··· SOURCE
[comp.os.minix] Source Posting Proposal

overby@plains.UUCP (Glen Overby) (08/03/90)

In article <1265@sirius.ucs.adelaide.edu.au> cagney@cs.adelaide.edu.au (Andrew Cagney - aka Noid) writes:
>The'll [FP package] be automatically ftp'd to plains.nodak.edu (USA) shortly.

they have been (ah, it's so nice to have daemons to do my work for me).

>Glen (Overby), do you already have the fp (floating point) stuff on
>plains.nodak? Its not really an `Australian' product.

This is an organization question.  As it happens, I do not have a copy of
that particular package on Plains.  I have found it difficult to organize
things posted to comp.os.minix, because it is not always obvious what runs
on what machines (and this situation is going to get worse when we get Mac
and Amiga people on!).  So far, I've attempted to stuff most things in the
"all.contrib" for apparently portable programs, "pc.contrib" for things
related to Intel brain-dammage, and "st-contrib" for things related to the
Space-Invaders company's machines.
······
··· STORED RECORDS
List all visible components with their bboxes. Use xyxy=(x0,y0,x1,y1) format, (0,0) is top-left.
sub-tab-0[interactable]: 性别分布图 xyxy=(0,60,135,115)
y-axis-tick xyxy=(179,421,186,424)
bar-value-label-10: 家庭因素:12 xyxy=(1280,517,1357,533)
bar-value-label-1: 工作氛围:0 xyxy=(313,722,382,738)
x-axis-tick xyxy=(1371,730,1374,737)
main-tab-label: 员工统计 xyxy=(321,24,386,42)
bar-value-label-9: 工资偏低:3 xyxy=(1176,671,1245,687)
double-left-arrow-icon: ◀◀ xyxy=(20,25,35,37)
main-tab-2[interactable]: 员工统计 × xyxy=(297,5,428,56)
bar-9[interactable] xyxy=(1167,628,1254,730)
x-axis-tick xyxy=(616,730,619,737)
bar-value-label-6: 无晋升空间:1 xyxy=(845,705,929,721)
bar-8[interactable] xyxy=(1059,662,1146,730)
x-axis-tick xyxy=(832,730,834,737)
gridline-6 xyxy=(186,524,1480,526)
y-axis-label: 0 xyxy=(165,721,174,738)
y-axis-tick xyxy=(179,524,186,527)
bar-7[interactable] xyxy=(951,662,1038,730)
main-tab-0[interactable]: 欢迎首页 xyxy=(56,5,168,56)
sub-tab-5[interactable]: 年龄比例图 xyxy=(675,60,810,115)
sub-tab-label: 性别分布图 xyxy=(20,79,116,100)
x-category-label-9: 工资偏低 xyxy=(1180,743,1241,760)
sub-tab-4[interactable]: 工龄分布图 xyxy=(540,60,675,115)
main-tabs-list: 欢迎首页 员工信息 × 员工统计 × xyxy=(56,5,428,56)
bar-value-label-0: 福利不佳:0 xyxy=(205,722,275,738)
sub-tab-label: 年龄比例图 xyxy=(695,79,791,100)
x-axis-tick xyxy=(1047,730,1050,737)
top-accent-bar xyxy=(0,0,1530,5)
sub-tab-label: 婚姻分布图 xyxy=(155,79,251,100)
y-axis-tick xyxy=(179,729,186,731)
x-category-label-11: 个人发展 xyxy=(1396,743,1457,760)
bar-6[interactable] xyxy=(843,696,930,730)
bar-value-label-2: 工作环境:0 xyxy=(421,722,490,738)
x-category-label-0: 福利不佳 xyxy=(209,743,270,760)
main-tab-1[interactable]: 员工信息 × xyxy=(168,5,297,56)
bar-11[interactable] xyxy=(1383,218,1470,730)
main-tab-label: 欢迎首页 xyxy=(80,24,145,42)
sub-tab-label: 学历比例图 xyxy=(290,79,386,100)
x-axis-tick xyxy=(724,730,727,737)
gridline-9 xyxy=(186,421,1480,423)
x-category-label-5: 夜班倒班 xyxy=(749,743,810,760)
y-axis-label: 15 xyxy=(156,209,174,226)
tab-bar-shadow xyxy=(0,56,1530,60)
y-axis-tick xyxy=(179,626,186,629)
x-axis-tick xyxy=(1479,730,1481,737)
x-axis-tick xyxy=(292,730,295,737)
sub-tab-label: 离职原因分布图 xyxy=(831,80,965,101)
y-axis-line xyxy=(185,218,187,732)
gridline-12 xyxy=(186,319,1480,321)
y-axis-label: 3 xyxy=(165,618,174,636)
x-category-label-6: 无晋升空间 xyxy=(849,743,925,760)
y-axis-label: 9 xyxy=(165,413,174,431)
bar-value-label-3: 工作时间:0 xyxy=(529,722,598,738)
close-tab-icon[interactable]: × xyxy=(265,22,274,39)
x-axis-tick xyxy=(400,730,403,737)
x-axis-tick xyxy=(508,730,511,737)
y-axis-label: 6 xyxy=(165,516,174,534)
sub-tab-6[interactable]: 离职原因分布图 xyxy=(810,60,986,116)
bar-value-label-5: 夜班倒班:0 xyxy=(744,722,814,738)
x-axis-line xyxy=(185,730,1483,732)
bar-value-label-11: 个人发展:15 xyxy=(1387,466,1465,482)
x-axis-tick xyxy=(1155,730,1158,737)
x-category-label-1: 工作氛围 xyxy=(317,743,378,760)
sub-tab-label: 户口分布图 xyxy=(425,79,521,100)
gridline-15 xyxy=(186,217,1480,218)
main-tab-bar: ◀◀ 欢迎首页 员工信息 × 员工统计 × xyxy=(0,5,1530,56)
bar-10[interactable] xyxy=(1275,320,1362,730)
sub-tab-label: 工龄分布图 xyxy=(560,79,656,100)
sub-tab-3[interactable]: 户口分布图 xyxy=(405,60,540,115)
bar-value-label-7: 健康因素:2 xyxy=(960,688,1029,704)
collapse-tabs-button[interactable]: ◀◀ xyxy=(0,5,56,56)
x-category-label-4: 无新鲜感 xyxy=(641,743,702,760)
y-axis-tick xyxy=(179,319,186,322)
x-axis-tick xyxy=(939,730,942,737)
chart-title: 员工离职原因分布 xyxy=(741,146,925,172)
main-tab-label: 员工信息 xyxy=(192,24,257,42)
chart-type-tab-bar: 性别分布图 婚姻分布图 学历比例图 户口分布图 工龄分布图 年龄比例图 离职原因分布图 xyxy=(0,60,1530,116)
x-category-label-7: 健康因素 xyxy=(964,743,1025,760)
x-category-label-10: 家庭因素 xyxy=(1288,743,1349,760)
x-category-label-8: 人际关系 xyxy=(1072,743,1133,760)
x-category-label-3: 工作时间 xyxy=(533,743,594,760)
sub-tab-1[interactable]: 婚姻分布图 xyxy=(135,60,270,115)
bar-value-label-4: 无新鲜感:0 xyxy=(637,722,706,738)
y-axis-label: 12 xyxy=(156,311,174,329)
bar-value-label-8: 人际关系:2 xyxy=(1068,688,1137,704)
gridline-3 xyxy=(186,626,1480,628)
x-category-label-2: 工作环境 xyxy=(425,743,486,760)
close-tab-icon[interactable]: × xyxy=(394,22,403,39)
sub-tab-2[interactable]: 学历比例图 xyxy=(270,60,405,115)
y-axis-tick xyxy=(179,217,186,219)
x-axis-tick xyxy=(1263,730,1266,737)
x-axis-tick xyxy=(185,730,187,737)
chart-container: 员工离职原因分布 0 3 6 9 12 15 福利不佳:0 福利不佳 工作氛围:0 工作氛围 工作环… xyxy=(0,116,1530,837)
······
Write what comes next in the newsgroup post about organizing Minix archives on Plains, continuing from where it stops.

> _ANSWER TO THE TASK_:
I'd like to propose a posting standard.  Namely, that used by many other
Usenet groups (most of which are moderated).  These groups add a couple
lines at the beginning of the posting containing, for example:

X-Checksum-Snefru: e80a5aa3 4d17bf71 233d6222 ad37b7d8
Submitted-by: "Glen Overby" <rtfm@blizzard.ndsu.nodak.edu>
Posting-number: Volume 22, Issue 112
Archive-name: {pc,st,mac,amiga,68K,8086}/some_name/part01

The "snefru" program is some checsum program that Rich $alz uses on
Comp.sources.unix; maybe we shouldn't bother with it.  The Posting-number
line is inappropriate since this group isn't moderated and sequenced.

The important two lines are the "Submitted-by:" and "Archive-name:" lines.
If would put a {machine/cpu-name}/program-name/part-number on the
"Archive-name:" line, people who use and save this stuff can use a program
such as "rkive" to save the articles in an appropriate place.

I know I'm probably just blowing a lot of hot air; 10% of the people posting
to the group will take my suggestion and that few won't make much difference.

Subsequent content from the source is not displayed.